#### RECORDS FOR PROCESSING ####

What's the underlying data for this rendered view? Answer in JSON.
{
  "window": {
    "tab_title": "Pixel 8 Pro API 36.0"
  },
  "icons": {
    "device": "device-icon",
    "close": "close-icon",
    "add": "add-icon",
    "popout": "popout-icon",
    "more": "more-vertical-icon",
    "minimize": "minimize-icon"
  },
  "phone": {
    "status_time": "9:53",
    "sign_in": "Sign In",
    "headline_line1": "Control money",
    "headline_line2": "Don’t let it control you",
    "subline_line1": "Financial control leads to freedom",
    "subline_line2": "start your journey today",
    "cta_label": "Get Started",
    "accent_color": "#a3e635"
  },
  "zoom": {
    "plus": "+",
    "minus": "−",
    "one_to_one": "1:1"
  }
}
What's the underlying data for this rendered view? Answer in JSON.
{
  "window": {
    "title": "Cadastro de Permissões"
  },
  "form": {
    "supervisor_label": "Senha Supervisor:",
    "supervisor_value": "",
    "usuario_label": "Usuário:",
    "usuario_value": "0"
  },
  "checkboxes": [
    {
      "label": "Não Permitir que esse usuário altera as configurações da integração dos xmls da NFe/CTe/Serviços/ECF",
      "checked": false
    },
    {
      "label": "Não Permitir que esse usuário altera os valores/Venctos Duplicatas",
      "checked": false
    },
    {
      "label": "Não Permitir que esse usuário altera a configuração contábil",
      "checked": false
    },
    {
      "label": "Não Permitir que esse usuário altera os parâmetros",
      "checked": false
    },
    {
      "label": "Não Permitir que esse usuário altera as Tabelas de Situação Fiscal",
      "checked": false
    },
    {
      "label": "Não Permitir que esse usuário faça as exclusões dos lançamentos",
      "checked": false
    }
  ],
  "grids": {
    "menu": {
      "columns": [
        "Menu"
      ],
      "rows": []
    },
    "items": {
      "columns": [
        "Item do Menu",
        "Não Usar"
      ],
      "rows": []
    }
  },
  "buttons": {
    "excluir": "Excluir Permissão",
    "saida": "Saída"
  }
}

####

### YOUR TASK
Each line in the material above must be retyped without alteration.

### RIGHT ANSWER
What's the underlying data for this rendered view? Answer in JSON.
{
  "window": {
    "tab_title": "Pixel 8 Pro API 36.0"
  },
  "icons": {
    "device": "device-icon",
    "close": "close-icon",
    "add": "add-icon",
    "popout": "popout-icon",
    "more": "more-vertical-icon",
    "minimize": "minimize-icon"
  },
  "phone": {
    "status_time": "9:53",
    "sign_in": "Sign In",
    "headline_line1": "Control money",
    "headline_line2": "Don’t let it control you",
    "subline_line1": "Financial control leads to freedom",
    "subline_line2": "start your journey today",
    "cta_label": "Get Started",
    "accent_color": "#a3e635"
  },
  "zoom": {
    "plus": "+",
    "minus": "−",
    "one_to_one": "1:1"
  }
}
What's the underlying data for this rendered view? Answer in JSON.
{
  "window": {
    "title": "Cadastro de Permissões"
  },
  "form": {
    "supervisor_label": "Senha Supervisor:",
    "supervisor_value": "",
    "usuario_label": "Usuário:",
    "usuario_value": "0"
  },
  "checkboxes": [
    {
      "label": "Não Permitir que esse usuário altera as configurações da integração dos xmls da NFe/CTe/Serviços/ECF",
      "checked": false
    },
    {
      "label": "Não Permitir que esse usuário altera os valores/Venctos Duplicatas",
      "checked": false
    },
    {
      "label": "Não Permitir que esse usuário altera a configuração contábil",
      "checked": false
    },
    {
      "label": "Não Permitir que esse usuário altera os parâmetros",
      "checked": false
    },
    {
      "label": "Não Permitir que esse usuário altera as Tabelas de Situação Fiscal",
      "checked": false
    },
    {
      "label": "Não Permitir que esse usuário faça as exclusões dos lançamentos",
      "checked": false
    }
  ],
  "grids": {
    "menu": {
      "columns": [
        "Menu"
      ],
      "rows": []
    },
    "items": {
      "columns": [
        "Item do Menu",
        "Não Usar"
      ],
      "rows": []
    }
  },
  "buttons": {
    "excluir": "Excluir Permissão",
    "saida": "Saída"
  }
}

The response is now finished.